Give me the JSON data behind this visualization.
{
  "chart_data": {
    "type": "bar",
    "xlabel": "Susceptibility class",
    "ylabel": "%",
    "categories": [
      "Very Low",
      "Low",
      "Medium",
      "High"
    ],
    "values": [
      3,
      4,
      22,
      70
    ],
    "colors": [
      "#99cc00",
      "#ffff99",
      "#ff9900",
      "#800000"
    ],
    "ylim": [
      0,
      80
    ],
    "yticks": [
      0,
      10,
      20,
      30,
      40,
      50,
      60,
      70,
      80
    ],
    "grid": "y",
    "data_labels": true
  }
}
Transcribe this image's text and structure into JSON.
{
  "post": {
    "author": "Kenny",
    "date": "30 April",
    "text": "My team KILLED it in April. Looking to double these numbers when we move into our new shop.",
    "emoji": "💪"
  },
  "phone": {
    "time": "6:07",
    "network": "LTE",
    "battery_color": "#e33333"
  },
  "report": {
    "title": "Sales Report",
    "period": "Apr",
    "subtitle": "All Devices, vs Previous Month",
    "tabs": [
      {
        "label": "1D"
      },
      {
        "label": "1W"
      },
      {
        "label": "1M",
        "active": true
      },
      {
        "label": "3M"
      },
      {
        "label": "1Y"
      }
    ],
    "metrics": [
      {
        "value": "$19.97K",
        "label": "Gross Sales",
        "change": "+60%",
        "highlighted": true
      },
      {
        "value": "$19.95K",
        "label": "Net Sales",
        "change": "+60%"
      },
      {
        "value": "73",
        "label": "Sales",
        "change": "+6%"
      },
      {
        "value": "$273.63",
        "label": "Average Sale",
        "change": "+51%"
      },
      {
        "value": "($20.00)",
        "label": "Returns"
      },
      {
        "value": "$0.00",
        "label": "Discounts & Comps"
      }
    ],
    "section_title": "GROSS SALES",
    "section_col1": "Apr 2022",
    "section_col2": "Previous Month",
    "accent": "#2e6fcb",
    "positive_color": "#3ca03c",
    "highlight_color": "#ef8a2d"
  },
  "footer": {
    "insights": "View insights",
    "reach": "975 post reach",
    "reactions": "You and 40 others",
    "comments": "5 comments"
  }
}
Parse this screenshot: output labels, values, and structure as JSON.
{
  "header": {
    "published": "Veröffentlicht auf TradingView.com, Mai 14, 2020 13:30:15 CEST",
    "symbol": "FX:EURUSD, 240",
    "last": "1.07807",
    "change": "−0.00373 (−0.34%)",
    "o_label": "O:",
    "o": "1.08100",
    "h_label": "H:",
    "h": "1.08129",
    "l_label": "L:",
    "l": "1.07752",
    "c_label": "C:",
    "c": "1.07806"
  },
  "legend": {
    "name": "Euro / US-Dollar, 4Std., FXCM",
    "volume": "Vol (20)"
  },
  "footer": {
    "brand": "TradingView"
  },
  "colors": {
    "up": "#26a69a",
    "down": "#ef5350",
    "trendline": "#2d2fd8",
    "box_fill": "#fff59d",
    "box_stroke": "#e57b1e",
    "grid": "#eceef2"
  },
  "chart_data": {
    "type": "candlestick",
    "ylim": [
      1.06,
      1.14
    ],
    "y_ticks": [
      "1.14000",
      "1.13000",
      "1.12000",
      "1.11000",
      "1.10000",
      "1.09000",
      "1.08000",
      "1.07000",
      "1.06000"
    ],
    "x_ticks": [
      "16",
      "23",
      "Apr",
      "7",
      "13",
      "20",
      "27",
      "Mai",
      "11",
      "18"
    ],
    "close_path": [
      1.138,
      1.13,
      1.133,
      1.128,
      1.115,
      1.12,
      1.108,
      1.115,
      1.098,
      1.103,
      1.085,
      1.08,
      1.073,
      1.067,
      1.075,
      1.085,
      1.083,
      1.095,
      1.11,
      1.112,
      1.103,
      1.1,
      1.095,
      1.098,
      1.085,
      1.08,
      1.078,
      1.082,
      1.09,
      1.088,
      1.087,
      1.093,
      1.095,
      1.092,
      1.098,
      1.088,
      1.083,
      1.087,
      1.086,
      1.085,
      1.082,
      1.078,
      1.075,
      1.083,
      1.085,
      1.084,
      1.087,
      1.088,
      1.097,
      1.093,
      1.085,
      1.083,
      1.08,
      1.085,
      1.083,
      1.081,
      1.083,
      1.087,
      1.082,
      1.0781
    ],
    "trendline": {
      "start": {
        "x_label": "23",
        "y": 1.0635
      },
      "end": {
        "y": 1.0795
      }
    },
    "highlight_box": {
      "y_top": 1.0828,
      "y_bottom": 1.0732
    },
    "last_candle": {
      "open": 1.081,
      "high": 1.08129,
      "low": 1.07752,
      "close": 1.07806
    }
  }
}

_ _ _ _ _

Directive:
From the entries, copy out each line containing the word "this".

Exercise answer:
Give me the JSON data behind this visualization.
Transcribe this image's text and structure into JSON.
Parse this screenshot: output labels, values, and structure as JSON.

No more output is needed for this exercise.